(Excerpt from a dataset)
----
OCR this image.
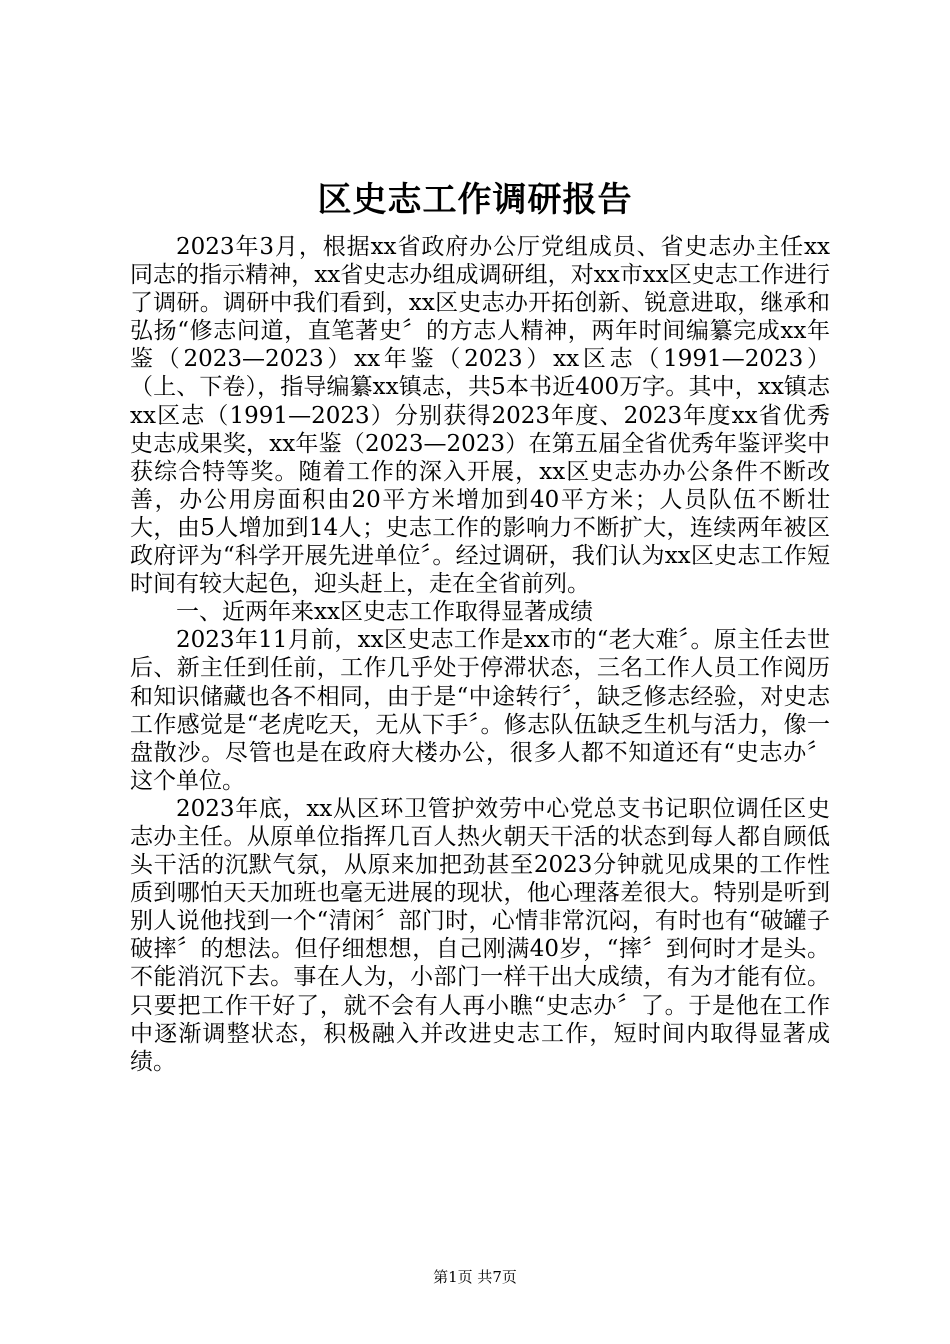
区史志工作调研报告

2023年3月，根据xx省政府办公厅党组成员、省史志办主任xx同志的指示精神，xx省史志办组成调研组，对xx市xx区史志工作进行了调研。调研中我们看到，xx区史志办开拓创新、锐意进取，继承和弘扬“修志问道，直笔著史〞的方志人精神，两年时间编纂完成xx年鉴（2023—2023）xx年鉴（2023）xx区志（1991—2023）（上、下卷），指导编纂xx镇志，共5本书近400万字。其中，xx镇志xx区志（1991—2023）分别获得2023年度、2023年度xx省优秀史志成果奖，xx年鉴（2023—2023）在第五届全省优秀年鉴评奖中获综合特等奖。随着工作的深入开展，xx区史志办办公条件不断改善，办公用房面积由20平方米增加到40平方米；人员队伍不断壮大，由5人增加到14人；史志工作的影响力不断扩大，连续两年被区政府评为“科学开展先进单位〞。经过调研，我们认为xx区史志工作短时间有较大起色，迎头赶上，走在全省前列。

一、近两年来xx区史志工作取得显著成绩

2023年11月前，xx区史志工作是xx市的“老大难〞。原主任去世后、新主任到任前，工作几乎处于停滞状态，三名工作人员工作阅历和知识储藏也各不相同，由于是“中途转行〞，缺乏修志经验，对史志工作感觉是“老虎吃天，无从下手〞。修志队伍缺乏生机与活力，像一盘散沙。尽管也是在政府大楼办公，很多人都不知道还有“史志办〞这个单位。

2023年底，xx从区环卫管护效劳中心党总支书记职位调任区史志办主任。从原单位指挥几百人热火朝天干活的状态到每人都自顾低头干活的沉默气氛，从原来加把劲甚至2023分钟就见成果的工作性质到哪怕天天加班也毫无进展的现状，他心理落差很大。特别是听到别人说他找到一个“清闲〞部门时，心情非常沉闷，有时也有“破罐子破摔〞的想法。但仔细想想，自己刚满40岁，“摔〞到何时才是头。不能消沉下去。事在人为，小部门一样干出大成绩，有为才能有位。只要把工作干好了，就不会有人再小瞧“史志办〞了。于是他在工作中逐渐调整状态，积极融入并改进史志工作，短时间内取得显著成绩。

第1页 共7页
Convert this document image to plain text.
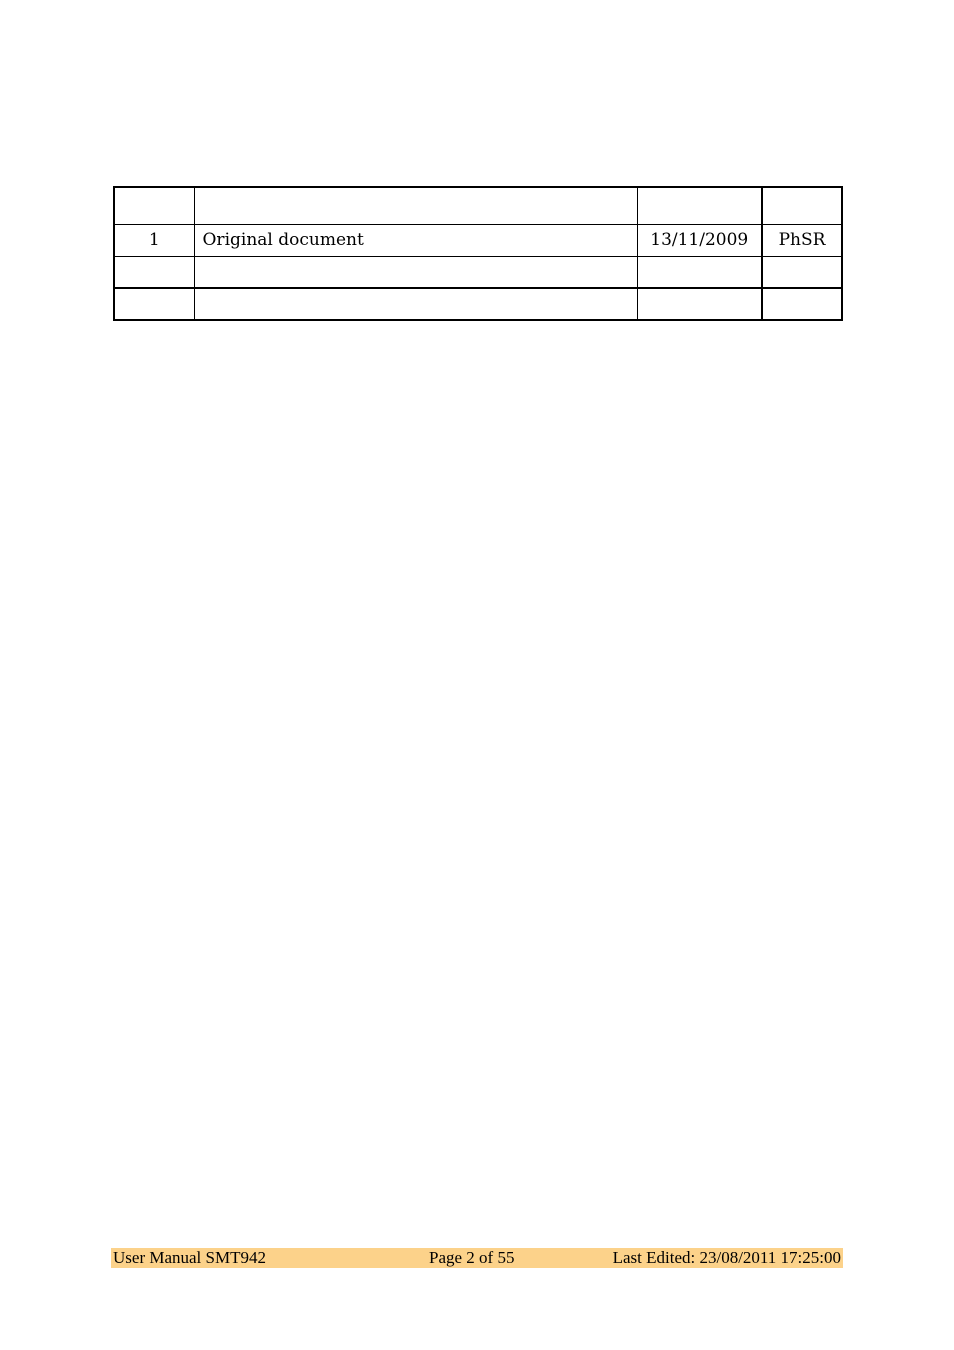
1	Original document	13/11/2009	PhSR

User Manual SMT942	Page 2 of 55	Last Edited: 23/08/2011 17:25:00
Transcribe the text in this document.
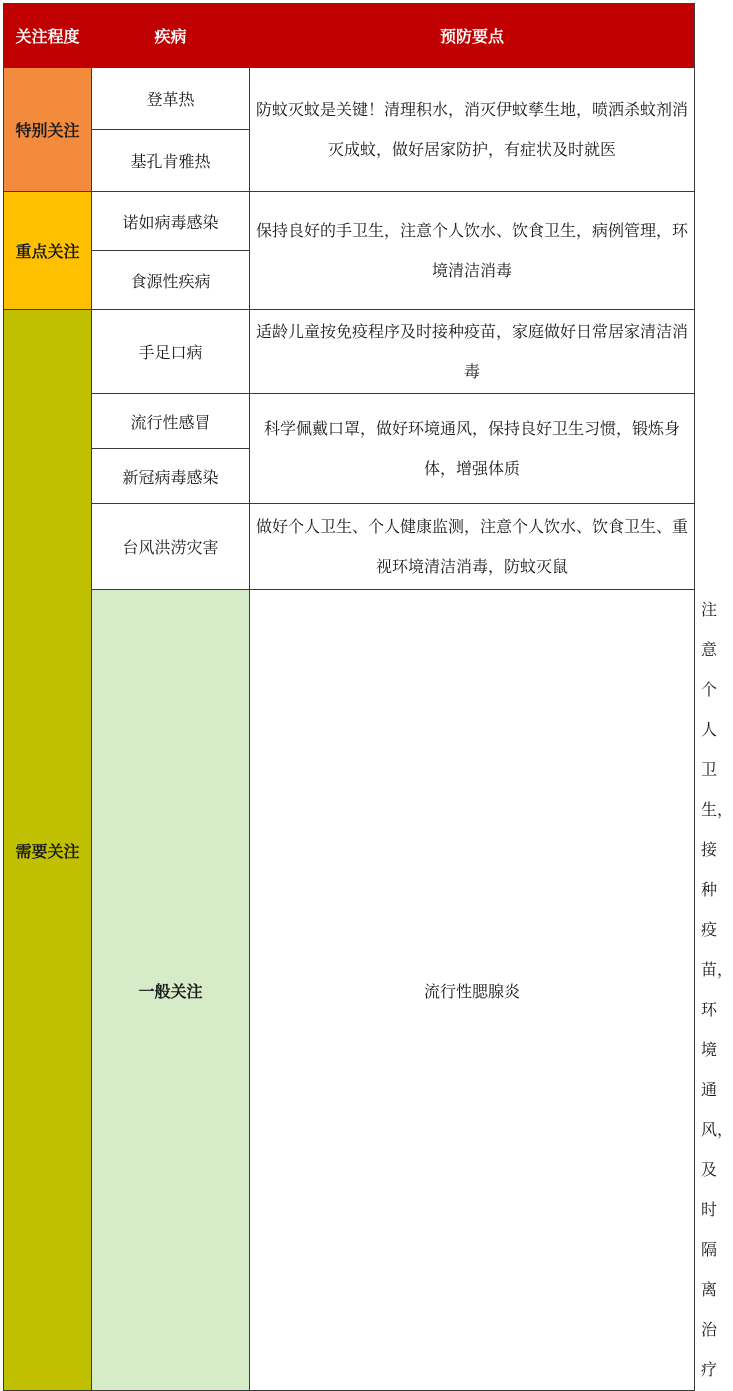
关注程度	疾病	预防要点	
特别关注	登革热	防蚊灭蚊是关键！清理积水，消灭伊蚊孳生地，喷洒杀蚊剂消灭成蚊，做好居家防护，有症状及时就医	
	基孔肯雅热		
重点关注	诺如病毒感染	保持良好的手卫生，注意个人饮水、饮食卫生，病例管理，环境清洁消毒	
	食源性疾病		
需要关注	手足口病	适龄儿童按免疫程序及时接种疫苗，家庭做好日常居家清洁消毒	
	流行性感冒	科学佩戴口罩，做好环境通风，保持良好卫生习惯，锻炼身体，增强体质	
	新冠病毒感染		
	台风洪涝灾害	做好个人卫生、个人健康监测，注意个人饮水、饮食卫生、重视环境清洁消毒，防蚊灭鼠	
	一般关注	流行性腮腺炎	注意个人卫生，接种疫苗，环境通风，及时隔离治疗
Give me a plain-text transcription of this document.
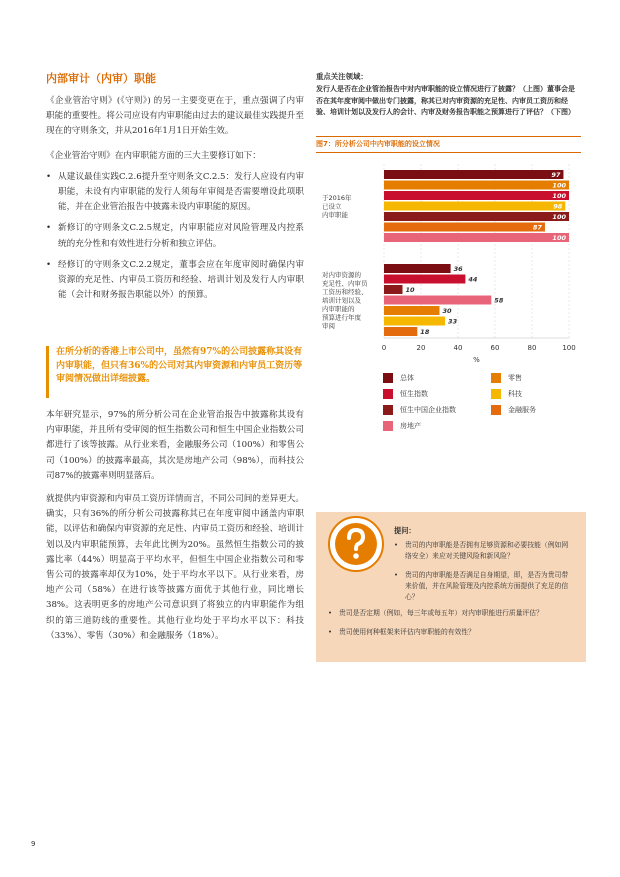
内部审计（内审）职能

《企业管治守则》(《守则》) 的另一主要变更在于，重点强调了内审职能的重要性。将公司应设有内审职能由过去的建议最佳实践提升至现在的守则条文，并从2016年1月1日开始生效。

《企业管治守则》在内审职能方面的三大主要修订如下：

• 从建议最佳实践C.2.6提升至守则条文C.2.5：发行人应设有内审职能，未设有内审职能的发行人须每年审阅是否需要增设此项职能，并在企业管治报告中披露未设内审职能的原因。
• 新修订的守则条文C.2.5规定，内审职能应对风险管理及内控系统的充分性和有效性进行分析和独立评估。
• 经修订的守则条文C.2.2规定，董事会应在年度审阅时确保内审资源的充足性、内审员工资历和经验、培训计划及发行人内审职能（会计和财务报告职能以外）的预算。

在所分析的香港上市公司中，虽然有97%的公司披露称其设有内审职能，但只有36%的公司对其内审资源和内审员工资历等审阅情况做出详细披露。

本年研究显示，97%的所分析公司在企业管治报告中披露称其设有内审职能，并且所有受审阅的恒生指数公司和恒生中国企业指数公司都进行了该等披露。从行业来看，金融服务公司（100%）和零售公司（100%）的披露率最高，其次是房地产公司（98%），而科技公司87%的披露率则明显落后。

就提供内审资源和内审员工资历详情而言，不同公司间的差异更大。确实，只有36%的所分析公司披露称其已在年度审阅中涵盖内审职能，以评估和确保内审资源的充足性、内审员工资历和经验、培训计划以及内审职能预算，去年此比例为20%。虽然恒生指数公司的披露比率（44%）明显高于平均水平，但恒生中国企业指数公司和零售公司的披露率却仅为10%，处于平均水平以下。从行业来看，房地产公司（58%）在进行该等披露方面优于其他行业，同比增长38%。这表明更多的房地产公司意识到了将独立的内审职能作为组织的第三道防线的重要性。其他行业均处于平均水平以下：科技（33%）、零售（30%）和金融服务（18%）。

重点关注领域：
发行人是否在企业管治报告中对内审职能的设立情况进行了披露？（上图）董事会是否在其年度审阅中做出专门披露，称其已对内审资源的充足性、内审员工资历和经验、培训计划以及发行人的会计、内审及财务报告职能之预算进行了评估？（下图）
图7：所分析公司中内审职能的设立情况
于2016年
已设立
内审职能
对内审资源的
充足性、内审员
工资历和经验、
培训计划以及
内审职能的
预算进行年度
审阅
97
100
100
98
100
87
100
36
44
10
58
30
33
18
0	20	40	60	80	100
%
总体	零售
恒生指数	科技
恒生中国企业指数	金融服务
房地产
提问：
• 贵司的内审职能是否拥有足够资源和必要技能（例如网络安全）来应对关键风险和新风险？
• 贵司的内审职能是否满足自身期望，即，是否为贵司带来价值，并在风险管理及内控系统方面提供了充足的信心？
• 贵司是否定期（例如，每三年或每五年）对内审职能进行质量评估？
• 贵司使用何种框架来评估内审职能的有效性？
9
----
> Requirements: From the listing, copy each line containing the word "内审员工资历和经验".

> Exercise result:
• 经修订的守则条文C.2.2规定，董事会应在年度审阅时确保内审资源的充足性、内审员工资历和经验、培训计划及发行人内审职能（会计和财务报告职能以外）的预算。
就提供内审资源和内审员工资历详情而言，不同公司间的差异更大。确实，只有36%的所分析公司披露称其已在年度审阅中涵盖内审职能，以评估和确保内审资源的充足性、内审员工资历和经验、培训计划以及内审职能预算，去年此比例为20%。虽然恒生指数公司的披露比率（44%）明显高于平均水平，但恒生中国企业指数公司和零售公司的披露率却仅为10%，处于平均水平以下。从行业来看，房地产公司（58%）在进行该等披露方面优于其他行业，同比增长38%。这表明更多的房地产公司意识到了将独立的内审职能作为组织的第三道防线的重要性。其他行业均处于平均水平以下：科技（33%）、零售（30%）和金融服务（18%）。
发行人是否在企业管治报告中对内审职能的设立情况进行了披露？（上图）董事会是否在其年度审阅中做出专门披露，称其已对内审资源的充足性、内审员工资历和经验、培训计划以及发行人的会计、内审及财务报告职能之预算进行了评估？（下图）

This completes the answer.